Exercise details> Look below. Copy each line that has "computer" in it.

....

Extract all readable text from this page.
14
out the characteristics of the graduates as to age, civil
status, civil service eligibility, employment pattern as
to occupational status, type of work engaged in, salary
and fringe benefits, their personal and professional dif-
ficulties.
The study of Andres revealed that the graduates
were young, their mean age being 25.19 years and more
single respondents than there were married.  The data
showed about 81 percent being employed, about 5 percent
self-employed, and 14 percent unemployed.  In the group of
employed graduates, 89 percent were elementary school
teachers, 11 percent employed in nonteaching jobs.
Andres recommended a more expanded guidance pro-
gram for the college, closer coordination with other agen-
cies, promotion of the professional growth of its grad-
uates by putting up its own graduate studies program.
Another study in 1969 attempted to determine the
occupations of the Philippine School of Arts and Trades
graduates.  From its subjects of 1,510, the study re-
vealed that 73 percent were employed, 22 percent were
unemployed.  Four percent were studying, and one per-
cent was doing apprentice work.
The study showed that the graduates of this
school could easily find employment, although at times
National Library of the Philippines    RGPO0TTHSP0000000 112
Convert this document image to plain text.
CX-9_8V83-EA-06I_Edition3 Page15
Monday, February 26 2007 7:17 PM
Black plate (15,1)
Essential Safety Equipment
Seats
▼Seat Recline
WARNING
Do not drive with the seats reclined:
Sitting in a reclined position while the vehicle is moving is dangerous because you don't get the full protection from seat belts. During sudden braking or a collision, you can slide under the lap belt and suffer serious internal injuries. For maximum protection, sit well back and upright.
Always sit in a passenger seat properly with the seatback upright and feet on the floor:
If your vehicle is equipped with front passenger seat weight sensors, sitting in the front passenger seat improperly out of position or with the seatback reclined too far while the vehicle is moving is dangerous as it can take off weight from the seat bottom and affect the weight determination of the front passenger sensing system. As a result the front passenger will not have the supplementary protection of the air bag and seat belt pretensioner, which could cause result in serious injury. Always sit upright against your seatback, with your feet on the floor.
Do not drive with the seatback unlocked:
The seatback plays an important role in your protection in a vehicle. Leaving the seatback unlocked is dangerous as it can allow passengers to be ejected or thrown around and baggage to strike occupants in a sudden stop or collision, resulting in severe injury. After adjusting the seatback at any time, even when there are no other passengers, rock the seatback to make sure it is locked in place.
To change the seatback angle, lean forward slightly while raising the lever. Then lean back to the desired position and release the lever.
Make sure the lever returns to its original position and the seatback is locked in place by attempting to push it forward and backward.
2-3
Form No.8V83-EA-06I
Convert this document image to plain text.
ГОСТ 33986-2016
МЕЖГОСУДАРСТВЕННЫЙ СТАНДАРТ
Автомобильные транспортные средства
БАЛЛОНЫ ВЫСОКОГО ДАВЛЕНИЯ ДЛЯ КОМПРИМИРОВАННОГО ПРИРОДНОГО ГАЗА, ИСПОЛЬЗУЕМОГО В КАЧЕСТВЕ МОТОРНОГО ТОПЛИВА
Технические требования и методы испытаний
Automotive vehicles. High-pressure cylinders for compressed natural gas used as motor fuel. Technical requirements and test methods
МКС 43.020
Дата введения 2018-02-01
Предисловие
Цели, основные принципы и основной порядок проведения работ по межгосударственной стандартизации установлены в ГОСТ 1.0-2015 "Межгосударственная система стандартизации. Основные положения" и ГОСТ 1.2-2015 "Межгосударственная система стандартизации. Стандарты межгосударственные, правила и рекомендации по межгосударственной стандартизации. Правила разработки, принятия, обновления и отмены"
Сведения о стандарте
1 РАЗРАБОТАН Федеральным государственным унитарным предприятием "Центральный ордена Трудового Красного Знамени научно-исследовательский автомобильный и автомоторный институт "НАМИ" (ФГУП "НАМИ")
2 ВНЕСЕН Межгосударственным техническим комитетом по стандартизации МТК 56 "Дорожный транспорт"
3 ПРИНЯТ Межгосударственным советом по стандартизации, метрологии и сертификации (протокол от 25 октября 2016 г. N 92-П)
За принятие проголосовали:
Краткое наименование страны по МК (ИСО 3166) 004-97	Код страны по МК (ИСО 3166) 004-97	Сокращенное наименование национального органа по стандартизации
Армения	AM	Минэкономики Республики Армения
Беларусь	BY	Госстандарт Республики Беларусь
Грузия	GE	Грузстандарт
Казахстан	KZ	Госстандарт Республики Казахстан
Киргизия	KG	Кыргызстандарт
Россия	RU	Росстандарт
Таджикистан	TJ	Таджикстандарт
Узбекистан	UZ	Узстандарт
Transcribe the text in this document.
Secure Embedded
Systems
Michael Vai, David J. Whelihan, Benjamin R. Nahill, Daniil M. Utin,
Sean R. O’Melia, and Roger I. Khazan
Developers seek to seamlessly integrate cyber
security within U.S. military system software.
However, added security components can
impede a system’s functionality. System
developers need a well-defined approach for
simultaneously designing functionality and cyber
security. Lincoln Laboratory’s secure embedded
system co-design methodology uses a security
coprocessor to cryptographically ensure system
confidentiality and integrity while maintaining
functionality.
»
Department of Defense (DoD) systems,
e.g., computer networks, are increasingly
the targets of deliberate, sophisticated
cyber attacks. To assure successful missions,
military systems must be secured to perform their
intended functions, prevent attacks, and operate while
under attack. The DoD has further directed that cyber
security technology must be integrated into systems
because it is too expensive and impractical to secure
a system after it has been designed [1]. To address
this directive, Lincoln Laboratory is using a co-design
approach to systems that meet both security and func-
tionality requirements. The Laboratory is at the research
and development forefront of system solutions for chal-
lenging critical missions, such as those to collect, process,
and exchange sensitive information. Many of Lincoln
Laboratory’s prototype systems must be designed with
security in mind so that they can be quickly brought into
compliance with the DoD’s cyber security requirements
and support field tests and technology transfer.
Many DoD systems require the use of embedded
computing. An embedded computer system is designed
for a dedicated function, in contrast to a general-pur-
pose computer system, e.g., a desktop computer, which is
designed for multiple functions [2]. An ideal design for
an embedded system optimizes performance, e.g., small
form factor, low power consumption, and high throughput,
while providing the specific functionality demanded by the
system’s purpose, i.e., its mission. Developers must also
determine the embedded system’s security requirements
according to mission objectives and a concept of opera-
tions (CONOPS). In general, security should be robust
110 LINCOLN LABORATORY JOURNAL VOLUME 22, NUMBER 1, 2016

....

The output>
e.g., computer networks, are increasingly
computing. An embedded computer system is designed
pose computer system, e.g., a desktop computer, which is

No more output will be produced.